*** Exercise material ***

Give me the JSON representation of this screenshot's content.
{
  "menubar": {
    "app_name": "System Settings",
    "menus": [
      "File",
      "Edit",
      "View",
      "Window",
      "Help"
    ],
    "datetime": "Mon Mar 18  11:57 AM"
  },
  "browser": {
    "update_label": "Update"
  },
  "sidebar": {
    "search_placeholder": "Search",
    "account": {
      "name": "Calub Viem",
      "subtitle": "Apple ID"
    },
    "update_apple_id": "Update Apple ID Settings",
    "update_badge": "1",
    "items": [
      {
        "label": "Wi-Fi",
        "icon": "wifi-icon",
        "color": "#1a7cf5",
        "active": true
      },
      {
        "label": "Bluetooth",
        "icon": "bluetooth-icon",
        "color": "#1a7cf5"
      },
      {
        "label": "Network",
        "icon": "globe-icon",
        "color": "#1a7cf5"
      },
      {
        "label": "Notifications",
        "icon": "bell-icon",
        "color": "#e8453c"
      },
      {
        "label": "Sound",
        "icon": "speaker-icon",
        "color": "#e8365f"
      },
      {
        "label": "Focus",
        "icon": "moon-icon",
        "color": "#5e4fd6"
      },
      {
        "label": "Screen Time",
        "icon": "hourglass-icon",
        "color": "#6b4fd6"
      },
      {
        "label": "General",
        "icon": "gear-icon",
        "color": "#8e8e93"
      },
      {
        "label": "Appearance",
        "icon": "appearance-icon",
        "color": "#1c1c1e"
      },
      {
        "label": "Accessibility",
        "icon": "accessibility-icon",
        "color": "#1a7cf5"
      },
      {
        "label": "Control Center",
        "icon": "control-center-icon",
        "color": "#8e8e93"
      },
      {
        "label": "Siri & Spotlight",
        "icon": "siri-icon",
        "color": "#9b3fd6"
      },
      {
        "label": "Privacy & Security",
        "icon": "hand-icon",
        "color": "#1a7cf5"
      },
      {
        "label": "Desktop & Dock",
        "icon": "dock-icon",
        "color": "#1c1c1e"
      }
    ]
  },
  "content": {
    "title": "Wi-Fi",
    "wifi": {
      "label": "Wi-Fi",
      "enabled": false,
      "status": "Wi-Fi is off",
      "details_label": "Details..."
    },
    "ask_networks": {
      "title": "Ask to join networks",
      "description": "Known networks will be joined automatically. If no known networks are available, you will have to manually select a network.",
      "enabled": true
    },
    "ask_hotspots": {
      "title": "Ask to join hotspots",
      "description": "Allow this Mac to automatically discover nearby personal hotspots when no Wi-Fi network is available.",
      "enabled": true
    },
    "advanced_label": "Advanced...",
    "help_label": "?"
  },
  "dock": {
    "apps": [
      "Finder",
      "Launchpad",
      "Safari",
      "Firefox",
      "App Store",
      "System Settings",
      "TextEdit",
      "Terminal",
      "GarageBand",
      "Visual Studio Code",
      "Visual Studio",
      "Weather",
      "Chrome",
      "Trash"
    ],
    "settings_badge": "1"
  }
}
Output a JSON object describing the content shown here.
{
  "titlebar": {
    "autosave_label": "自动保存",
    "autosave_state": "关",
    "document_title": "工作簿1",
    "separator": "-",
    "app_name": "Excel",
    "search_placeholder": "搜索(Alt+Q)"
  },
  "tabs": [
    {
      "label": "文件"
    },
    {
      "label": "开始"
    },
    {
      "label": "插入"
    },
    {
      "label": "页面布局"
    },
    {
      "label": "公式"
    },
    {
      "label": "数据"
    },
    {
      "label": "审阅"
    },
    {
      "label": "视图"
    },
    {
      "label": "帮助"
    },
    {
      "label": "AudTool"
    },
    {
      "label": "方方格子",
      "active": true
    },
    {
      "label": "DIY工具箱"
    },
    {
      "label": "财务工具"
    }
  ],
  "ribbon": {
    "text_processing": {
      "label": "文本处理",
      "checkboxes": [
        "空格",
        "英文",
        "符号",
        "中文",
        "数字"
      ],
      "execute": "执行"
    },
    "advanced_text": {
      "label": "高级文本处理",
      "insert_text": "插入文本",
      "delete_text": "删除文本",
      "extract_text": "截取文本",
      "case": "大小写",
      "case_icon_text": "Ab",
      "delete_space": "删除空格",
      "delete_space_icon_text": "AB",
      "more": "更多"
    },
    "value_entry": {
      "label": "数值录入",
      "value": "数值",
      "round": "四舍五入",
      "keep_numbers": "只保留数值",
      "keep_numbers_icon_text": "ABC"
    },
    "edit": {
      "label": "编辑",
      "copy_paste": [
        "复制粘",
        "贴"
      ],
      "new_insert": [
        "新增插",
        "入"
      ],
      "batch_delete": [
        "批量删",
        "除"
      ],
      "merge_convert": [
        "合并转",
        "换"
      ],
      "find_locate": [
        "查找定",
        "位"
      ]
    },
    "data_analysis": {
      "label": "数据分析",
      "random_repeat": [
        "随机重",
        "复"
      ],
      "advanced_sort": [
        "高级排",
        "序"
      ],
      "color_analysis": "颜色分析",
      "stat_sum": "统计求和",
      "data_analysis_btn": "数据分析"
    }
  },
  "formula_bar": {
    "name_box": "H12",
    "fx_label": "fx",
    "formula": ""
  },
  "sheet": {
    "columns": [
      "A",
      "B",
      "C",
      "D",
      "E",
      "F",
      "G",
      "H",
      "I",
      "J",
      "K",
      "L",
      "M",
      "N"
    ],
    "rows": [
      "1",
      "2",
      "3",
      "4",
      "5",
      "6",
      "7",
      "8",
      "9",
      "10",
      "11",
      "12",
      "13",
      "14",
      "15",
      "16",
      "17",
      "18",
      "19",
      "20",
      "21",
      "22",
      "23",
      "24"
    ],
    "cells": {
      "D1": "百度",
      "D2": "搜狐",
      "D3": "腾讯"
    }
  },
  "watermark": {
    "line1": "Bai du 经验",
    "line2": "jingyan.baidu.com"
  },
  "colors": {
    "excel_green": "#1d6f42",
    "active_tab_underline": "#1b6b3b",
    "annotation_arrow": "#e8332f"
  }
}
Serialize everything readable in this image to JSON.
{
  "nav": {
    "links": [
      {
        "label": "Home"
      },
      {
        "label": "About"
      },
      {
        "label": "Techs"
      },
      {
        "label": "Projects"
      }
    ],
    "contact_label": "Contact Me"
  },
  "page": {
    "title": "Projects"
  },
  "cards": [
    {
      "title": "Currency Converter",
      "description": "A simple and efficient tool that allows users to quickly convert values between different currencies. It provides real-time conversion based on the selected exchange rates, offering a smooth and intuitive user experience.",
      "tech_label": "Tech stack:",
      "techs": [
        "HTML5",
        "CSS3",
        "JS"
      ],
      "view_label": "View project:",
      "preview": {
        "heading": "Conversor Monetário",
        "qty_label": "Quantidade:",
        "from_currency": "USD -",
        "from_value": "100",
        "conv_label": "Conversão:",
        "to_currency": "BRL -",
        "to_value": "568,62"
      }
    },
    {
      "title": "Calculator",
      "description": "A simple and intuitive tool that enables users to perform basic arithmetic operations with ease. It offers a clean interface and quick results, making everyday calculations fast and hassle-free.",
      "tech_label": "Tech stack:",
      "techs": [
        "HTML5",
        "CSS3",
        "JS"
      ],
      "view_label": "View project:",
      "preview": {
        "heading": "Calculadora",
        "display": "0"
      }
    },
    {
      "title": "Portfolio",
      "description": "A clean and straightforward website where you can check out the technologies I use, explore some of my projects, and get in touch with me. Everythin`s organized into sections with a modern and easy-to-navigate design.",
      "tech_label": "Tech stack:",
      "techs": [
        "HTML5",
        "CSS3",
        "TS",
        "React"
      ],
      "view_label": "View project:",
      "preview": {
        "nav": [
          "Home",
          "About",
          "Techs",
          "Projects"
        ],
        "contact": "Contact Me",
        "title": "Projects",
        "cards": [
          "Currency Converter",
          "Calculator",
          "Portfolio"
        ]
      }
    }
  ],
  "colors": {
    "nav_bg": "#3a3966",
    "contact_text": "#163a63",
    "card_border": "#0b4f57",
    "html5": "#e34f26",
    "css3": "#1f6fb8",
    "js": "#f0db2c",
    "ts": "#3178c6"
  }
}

***

— Your instructions —
How many lines in the listing contain "System"? Answer with the number alone.

— Task solution —
2